Description of the task: Can you transcribe the data exactly? Leave the pictures out.
====
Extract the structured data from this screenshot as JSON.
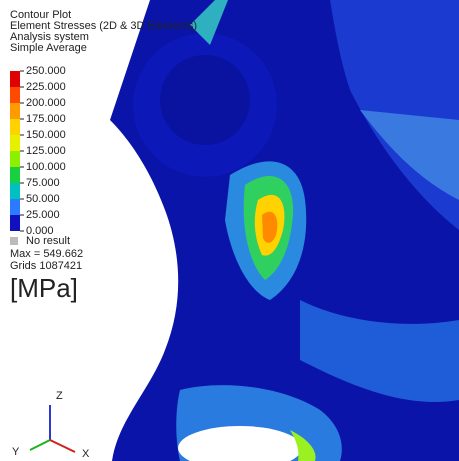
{
  "header": {
    "lines": [
      "Contour Plot",
      "Element Stresses (2D & 3D Elements)",
      "Analysis system",
      "Simple Average"
    ]
  },
  "legend": {
    "labels": [
      "250.000",
      "225.000",
      "200.000",
      "175.000",
      "150.000",
      "125.000",
      "100.000",
      "75.000",
      "50.000",
      "25.000",
      "0.000"
    ],
    "colors": [
      "#e00000",
      "#ff4a00",
      "#ff9a00",
      "#ffd200",
      "#e6f000",
      "#8cf000",
      "#18d040",
      "#00c0c0",
      "#2a7bff",
      "#1010c0"
    ],
    "no_result": "No result",
    "max": "Max = 549.662",
    "grids": "Grids 1087421"
  },
  "unit": "[MPa]",
  "triad": {
    "z": "Z",
    "y": "Y",
    "x": "X"
  }
}
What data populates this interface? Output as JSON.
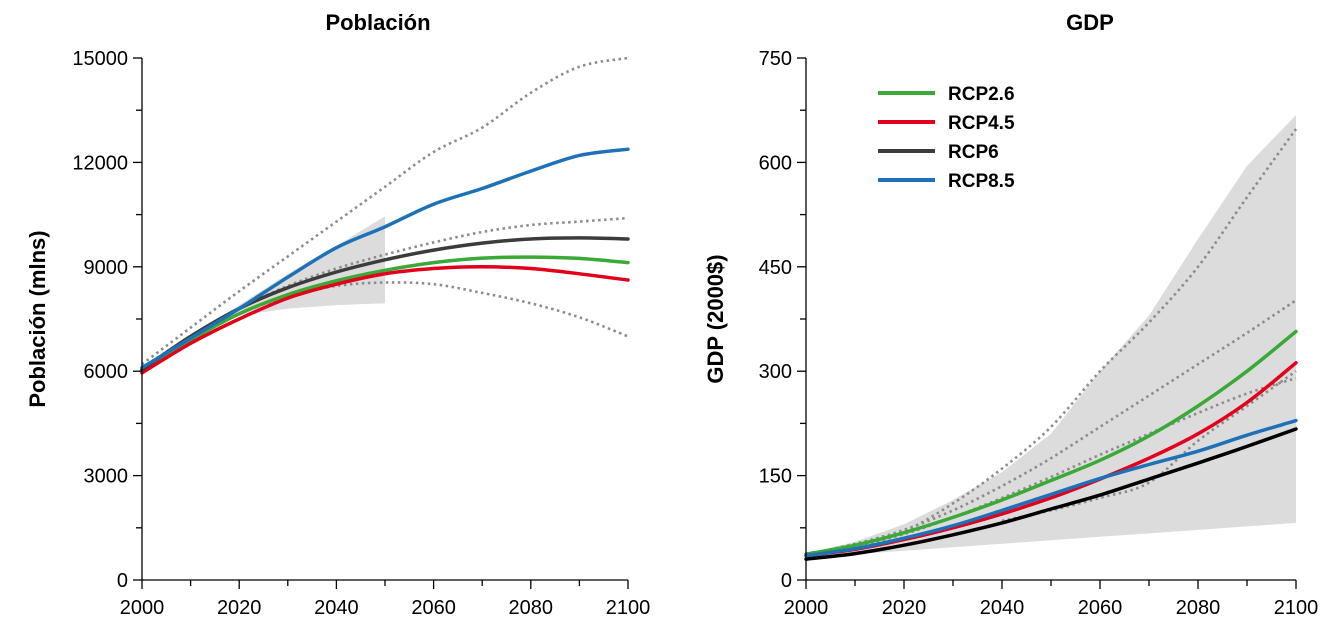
{
  "charts": [
    {
      "title": "Población",
      "ylabel": "Población (mlns)",
      "xticks": [
        2000,
        2020,
        2040,
        2060,
        2080,
        2100
      ],
      "yticks": [
        0,
        3000,
        6000,
        9000,
        12000,
        15000
      ],
      "xticks_label": [
        "2000",
        "2020",
        "2040",
        "2060",
        "2080",
        "2100"
      ],
      "yticks_label": [
        "0",
        "3000",
        "6000",
        "9000",
        "12000",
        "15000"
      ]
    },
    {
      "title": "GDP",
      "ylabel": "GDP (2000$)",
      "xticks": [
        2000,
        2020,
        2040,
        2060,
        2080,
        2100
      ],
      "yticks": [
        0,
        150,
        300,
        450,
        600,
        750
      ],
      "xticks_label": [
        "2000",
        "2020",
        "2040",
        "2060",
        "2080",
        "2100"
      ],
      "yticks_label": [
        "0",
        "150",
        "300",
        "450",
        "600",
        "750"
      ]
    }
  ],
  "legend": [
    {
      "label": "RCP2.6",
      "color": "#3aa935"
    },
    {
      "label": "RCP4.5",
      "color": "#e2001a"
    },
    {
      "label": "RCP6",
      "color": "#3c3c3b"
    },
    {
      "label": "RCP8.5",
      "color": "#1d71b8"
    }
  ],
  "chart_data": [
    {
      "type": "line",
      "title": "Población",
      "xlabel": "",
      "ylabel": "Población (mlns)",
      "xlim": [
        2000,
        2100
      ],
      "ylim": [
        0,
        15000
      ],
      "grid": false,
      "x": [
        2000,
        2010,
        2020,
        2030,
        2040,
        2050,
        2060,
        2070,
        2080,
        2090,
        2100
      ],
      "series": [
        {
          "name": "RCP2.6",
          "color": "#3aa935",
          "values": [
            6050,
            6900,
            7650,
            8200,
            8600,
            8900,
            9120,
            9250,
            9280,
            9240,
            9120
          ]
        },
        {
          "name": "RCP4.5",
          "color": "#e2001a",
          "values": [
            5950,
            6800,
            7500,
            8100,
            8500,
            8800,
            8950,
            9000,
            8950,
            8800,
            8620
          ]
        },
        {
          "name": "RCP6",
          "color": "#3c3c3b",
          "values": [
            6050,
            7000,
            7800,
            8400,
            8850,
            9200,
            9480,
            9680,
            9800,
            9830,
            9800
          ]
        },
        {
          "name": "RCP8.5",
          "color": "#1d71b8",
          "values": [
            6100,
            6950,
            7800,
            8700,
            9550,
            10150,
            10800,
            11250,
            11750,
            12200,
            12380
          ]
        }
      ],
      "reference_lines": [
        {
          "x": [
            2000,
            2010,
            2020,
            2030,
            2040,
            2050,
            2060,
            2070,
            2080,
            2090,
            2100
          ],
          "values": [
            6200,
            7250,
            8300,
            9300,
            10300,
            11300,
            12300,
            13000,
            14000,
            14750,
            15000
          ]
        },
        {
          "x": [
            2000,
            2010,
            2020,
            2030,
            2040,
            2050,
            2060,
            2070,
            2080,
            2090,
            2100
          ],
          "values": [
            6100,
            7000,
            7800,
            8450,
            8950,
            9350,
            9700,
            10000,
            10200,
            10300,
            10400
          ]
        },
        {
          "x": [
            2000,
            2010,
            2020,
            2030,
            2040,
            2050,
            2060,
            2070,
            2080,
            2090,
            2100
          ],
          "values": [
            6000,
            6900,
            7650,
            8150,
            8450,
            8550,
            8500,
            8250,
            7950,
            7550,
            7000
          ]
        }
      ],
      "band": {
        "x": [
          2010,
          2020,
          2030,
          2040,
          2050
        ],
        "upper": [
          7000,
          7900,
          8800,
          9600,
          10450
        ],
        "lower": [
          7000,
          7600,
          7800,
          7900,
          7950
        ]
      }
    },
    {
      "type": "line",
      "title": "GDP",
      "xlabel": "",
      "ylabel": "GDP (2000$)",
      "xlim": [
        2000,
        2100
      ],
      "ylim": [
        0,
        750
      ],
      "grid": false,
      "x": [
        2000,
        2010,
        2020,
        2030,
        2040,
        2050,
        2060,
        2070,
        2080,
        2090,
        2100
      ],
      "series": [
        {
          "name": "RCP2.6",
          "color": "#3aa935",
          "values": [
            37,
            50,
            68,
            90,
            115,
            143,
            172,
            207,
            250,
            300,
            357
          ]
        },
        {
          "name": "RCP4.5",
          "color": "#e2001a",
          "values": [
            35,
            44,
            58,
            75,
            95,
            118,
            145,
            175,
            210,
            255,
            312
          ]
        },
        {
          "name": "RCP6",
          "color": "#000000",
          "values": [
            30,
            38,
            50,
            65,
            82,
            102,
            122,
            145,
            168,
            192,
            217
          ]
        },
        {
          "name": "RCP8.5",
          "color": "#1d71b8",
          "values": [
            35,
            45,
            60,
            78,
            100,
            123,
            146,
            166,
            185,
            208,
            229
          ]
        }
      ],
      "reference_lines": [
        {
          "x": [
            2000,
            2010,
            2020,
            2030,
            2040,
            2050,
            2060,
            2070,
            2080,
            2090,
            2100
          ],
          "values": [
            38,
            50,
            70,
            110,
            160,
            220,
            300,
            370,
            450,
            550,
            648
          ]
        },
        {
          "x": [
            2000,
            2010,
            2020,
            2030,
            2040,
            2050,
            2060,
            2070,
            2080,
            2090,
            2100
          ],
          "values": [
            37,
            52,
            72,
            100,
            135,
            175,
            220,
            265,
            310,
            355,
            402
          ]
        },
        {
          "x": [
            2000,
            2010,
            2020,
            2030,
            2040,
            2050,
            2060,
            2070,
            2080,
            2090,
            2100
          ],
          "values": [
            36,
            48,
            66,
            90,
            118,
            148,
            180,
            210,
            240,
            268,
            290
          ]
        },
        {
          "x": [
            2040,
            2050,
            2060,
            2070,
            2080,
            2090,
            2100
          ],
          "values": [
            85,
            100,
            118,
            140,
            200,
            250,
            300
          ]
        }
      ],
      "band": {
        "x": [
          2000,
          2010,
          2020,
          2030,
          2040,
          2050,
          2060,
          2070,
          2080,
          2090,
          2100
        ],
        "upper": [
          38,
          55,
          80,
          115,
          155,
          210,
          300,
          380,
          490,
          595,
          668
        ],
        "lower": [
          33,
          37,
          42,
          47,
          52,
          57,
          62,
          67,
          72,
          77,
          82
        ]
      }
    }
  ]
}
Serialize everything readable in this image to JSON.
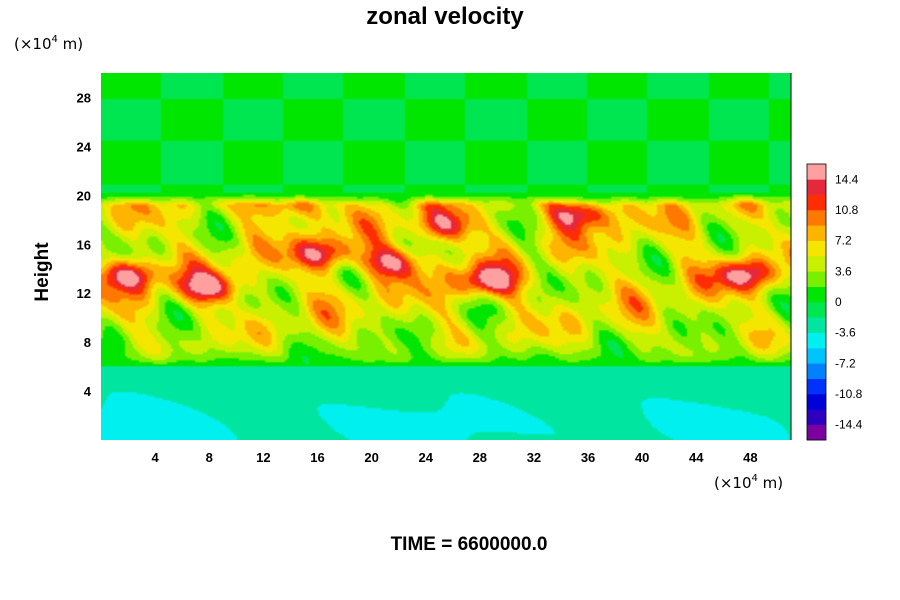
====
Result for this exercise:
Extract the structured data from this screenshot as JSON.
{
  "header": {
    "lines": [
      "Contour Plot",
      "Element Stresses (2D & 3D Elements)",
      "Analysis system",
      "Simple Average"
    ]
  },
  "legend": {
    "labels": [
      "250.000",
      "225.000",
      "200.000",
      "175.000",
      "150.000",
      "125.000",
      "100.000",
      "75.000",
      "50.000",
      "25.000",
      "0.000"
    ],
    "colors": [
      "#e00000",
      "#ff4a00",
      "#ff9a00",
      "#ffd200",
      "#e6f000",
      "#8cf000",
      "#18d040",
      "#00c0c0",
      "#2a7bff",
      "#1010c0"
    ],
    "no_result": "No result",
    "max": "Max = 549.662",
    "grids": "Grids 1087421"
  },
  "unit": "[MPa]",
  "triad": {
    "z": "Z",
    "y": "Y",
    "x": "X"
  }
}
What data populates this interface? Output as JSON.
{
  "charts": [
    {
      "title": "Población",
      "ylabel": "Población (mlns)",
      "xticks": [
        2000,
        2020,
        2040,
        2060,
        2080,
        2100
      ],
      "yticks": [
        0,
        3000,
        6000,
        9000,
        12000,
        15000
      ],
      "xticks_label": [
        "2000",
        "2020",
        "2040",
        "2060",
        "2080",
        "2100"
      ],
      "yticks_label": [
        "0",
        "3000",
        "6000",
        "9000",
        "12000",
        "15000"
      ]
    },
    {
      "title": "GDP",
      "ylabel": "GDP (2000$)",
      "xticks": [
        2000,
        2020,
        2040,
        2060,
        2080,
        2100
      ],
      "yticks": [
        0,
        150,
        300,
        450,
        600,
        750
      ],
      "xticks_label": [
        "2000",
        "2020",
        "2040",
        "2060",
        "2080",
        "2100"
      ],
      "yticks_label": [
        "0",
        "150",
        "300",
        "450",
        "600",
        "750"
      ]
    }
  ],
  "legend": [
    {
      "label": "RCP2.6",
      "color": "#3aa935"
    },
    {
      "label": "RCP4.5",
      "color": "#e2001a"
    },
    {
      "label": "RCP6",
      "color": "#3c3c3b"
    },
    {
      "label": "RCP8.5",
      "color": "#1d71b8"
    }
  ],
  "chart_data": [
    {
      "type": "line",
      "title": "Población",
      "xlabel": "",
      "ylabel": "Población (mlns)",
      "xlim": [
        2000,
        2100
      ],
      "ylim": [
        0,
        15000
      ],
      "grid": false,
      "x": [
        2000,
        2010,
        2020,
        2030,
        2040,
        2050,
        2060,
        2070,
        2080,
        2090,
        2100
      ],
      "series": [
        {
          "name": "RCP2.6",
          "color": "#3aa935",
          "values": [
            6050,
            6900,
            7650,
            8200,
            8600,
            8900,
            9120,
            9250,
            9280,
            9240,
            9120
          ]
        },
        {
          "name": "RCP4.5",
          "color": "#e2001a",
          "values": [
            5950,
            6800,
            7500,
            8100,
            8500,
            8800,
            8950,
            9000,
            8950,
            8800,
            8620
          ]
        },
        {
          "name": "RCP6",
          "color": "#3c3c3b",
          "values": [
            6050,
            7000,
            7800,
            8400,
            8850,
            9200,
            9480,
            9680,
            9800,
            9830,
            9800
          ]
        },
        {
          "name": "RCP8.5",
          "color": "#1d71b8",
          "values": [
            6100,
            6950,
            7800,
            8700,
            9550,
            10150,
            10800,
            11250,
            11750,
            12200,
            12380
          ]
        }
      ],
      "reference_lines": [
        {
          "x": [
            2000,
            2010,
            2020,
            2030,
            2040,
            2050,
            2060,
            2070,
            2080,
            2090,
            2100
          ],
          "values": [
            6200,
            7250,
            8300,
            9300,
            10300,
            11300,
            12300,
            13000,
            14000,
            14750,
            15000
          ]
        },
        {
          "x": [
            2000,
            2010,
            2020,
            2030,
            2040,
            2050,
            2060,
            2070,
            2080,
            2090,
            2100
          ],
          "values": [
            6100,
            7000,
            7800,
            8450,
            8950,
            9350,
            9700,
            10000,
            10200,
            10300,
            10400
          ]
        },
        {
          "x": [
            2000,
            2010,
            2020,
            2030,
            2040,
            2050,
            2060,
            2070,
            2080,
            2090,
            2100
          ],
          "values": [
            6000,
            6900,
            7650,
            8150,
            8450,
            8550,
            8500,
            8250,
            7950,
            7550,
            7000
          ]
        }
      ],
      "band": {
        "x": [
          2010,
          2020,
          2030,
          2040,
          2050
        ],
        "upper": [
          7000,
          7900,
          8800,
          9600,
          10450
        ],
        "lower": [
          7000,
          7600,
          7800,
          7900,
          7950
        ]
      }
    },
    {
      "type": "line",
      "title": "GDP",
      "xlabel": "",
      "ylabel": "GDP (2000$)",
      "xlim": [
        2000,
        2100
      ],
      "ylim": [
        0,
        750
      ],
      "grid": false,
      "x": [
        2000,
        2010,
        2020,
        2030,
        2040,
        2050,
        2060,
        2070,
        2080,
        2090,
        2100
      ],
      "series": [
        {
          "name": "RCP2.6",
          "color": "#3aa935",
          "values": [
            37,
            50,
            68,
            90,
            115,
            143,
            172,
            207,
            250,
            300,
            357
          ]
        },
        {
          "name": "RCP4.5",
          "color": "#e2001a",
          "values": [
            35,
            44,
            58,
            75,
            95,
            118,
            145,
            175,
            210,
            255,
            312
          ]
        },
        {
          "name": "RCP6",
          "color": "#000000",
          "values": [
            30,
            38,
            50,
            65,
            82,
            102,
            122,
            145,
            168,
            192,
            217
          ]
        },
        {
          "name": "RCP8.5",
          "color": "#1d71b8",
          "values": [
            35,
            45,
            60,
            78,
            100,
            123,
            146,
            166,
            185,
            208,
            229
          ]
        }
      ],
      "reference_lines": [
        {
          "x": [
            2000,
            2010,
            2020,
            2030,
            2040,
            2050,
            2060,
            2070,
            2080,
            2090,
            2100
          ],
          "values": [
            38,
            50,
            70,
            110,
            160,
            220,
            300,
            370,
            450,
            550,
            648
          ]
        },
        {
          "x": [
            2000,
            2010,
            2020,
            2030,
            2040,
            2050,
            2060,
            2070,
            2080,
            2090,
            2100
          ],
          "values": [
            37,
            52,
            72,
            100,
            135,
            175,
            220,
            265,
            310,
            355,
            402
          ]
        },
        {
          "x": [
            2000,
            2010,
            2020,
            2030,
            2040,
            2050,
            2060,
            2070,
            2080,
            2090,
            2100
          ],
          "values": [
            36,
            48,
            66,
            90,
            118,
            148,
            180,
            210,
            240,
            268,
            290
          ]
        },
        {
          "x": [
            2040,
            2050,
            2060,
            2070,
            2080,
            2090,
            2100
          ],
          "values": [
            85,
            100,
            118,
            140,
            200,
            250,
            300
          ]
        }
      ],
      "band": {
        "x": [
          2000,
          2010,
          2020,
          2030,
          2040,
          2050,
          2060,
          2070,
          2080,
          2090,
          2100
        ],
        "upper": [
          38,
          55,
          80,
          115,
          155,
          210,
          300,
          380,
          490,
          595,
          668
        ],
        "lower": [
          33,
          37,
          42,
          47,
          52,
          57,
          62,
          67,
          72,
          77,
          82
        ]
      }
    }
  ]
}
Serialize everything readable in this image to JSON.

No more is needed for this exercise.